--- Material ---

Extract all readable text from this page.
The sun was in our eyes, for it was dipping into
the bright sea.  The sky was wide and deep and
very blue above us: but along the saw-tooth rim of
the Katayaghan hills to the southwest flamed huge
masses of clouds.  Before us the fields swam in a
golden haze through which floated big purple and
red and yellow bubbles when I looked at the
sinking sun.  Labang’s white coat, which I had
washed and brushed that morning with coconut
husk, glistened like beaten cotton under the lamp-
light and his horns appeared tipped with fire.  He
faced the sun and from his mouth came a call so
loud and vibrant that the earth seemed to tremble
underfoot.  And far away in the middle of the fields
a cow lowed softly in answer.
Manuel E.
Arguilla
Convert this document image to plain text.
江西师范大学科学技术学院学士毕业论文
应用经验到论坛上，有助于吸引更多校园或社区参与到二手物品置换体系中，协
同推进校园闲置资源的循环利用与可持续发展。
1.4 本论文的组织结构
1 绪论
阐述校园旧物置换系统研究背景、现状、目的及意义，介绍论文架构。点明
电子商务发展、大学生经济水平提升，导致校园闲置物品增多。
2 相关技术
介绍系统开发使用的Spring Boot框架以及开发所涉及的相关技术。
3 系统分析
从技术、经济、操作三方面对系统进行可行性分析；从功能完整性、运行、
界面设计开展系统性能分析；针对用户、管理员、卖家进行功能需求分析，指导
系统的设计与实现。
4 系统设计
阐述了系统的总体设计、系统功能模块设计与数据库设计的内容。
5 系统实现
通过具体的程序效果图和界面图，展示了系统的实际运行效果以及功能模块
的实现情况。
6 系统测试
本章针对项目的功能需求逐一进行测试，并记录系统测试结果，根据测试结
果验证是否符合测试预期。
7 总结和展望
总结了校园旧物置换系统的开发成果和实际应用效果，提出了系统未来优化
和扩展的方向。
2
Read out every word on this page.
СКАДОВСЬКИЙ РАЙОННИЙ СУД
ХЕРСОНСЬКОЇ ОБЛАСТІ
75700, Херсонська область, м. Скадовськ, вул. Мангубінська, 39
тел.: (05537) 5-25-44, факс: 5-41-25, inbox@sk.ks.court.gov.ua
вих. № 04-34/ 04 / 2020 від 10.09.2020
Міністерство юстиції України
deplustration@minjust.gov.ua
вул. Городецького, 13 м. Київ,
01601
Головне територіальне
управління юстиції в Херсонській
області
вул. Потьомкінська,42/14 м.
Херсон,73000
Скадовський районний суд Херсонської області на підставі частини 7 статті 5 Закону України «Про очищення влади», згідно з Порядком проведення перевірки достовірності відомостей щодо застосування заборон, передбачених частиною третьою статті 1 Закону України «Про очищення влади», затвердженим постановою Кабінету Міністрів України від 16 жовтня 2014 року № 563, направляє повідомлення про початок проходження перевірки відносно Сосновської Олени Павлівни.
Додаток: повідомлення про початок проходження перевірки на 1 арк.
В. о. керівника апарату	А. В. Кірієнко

---

Locate the word "this" in the entries, and copy every line where it is found.

- Task output
Extract all readable text from this page.
Convert this document image to plain text.
Read out every word on this page.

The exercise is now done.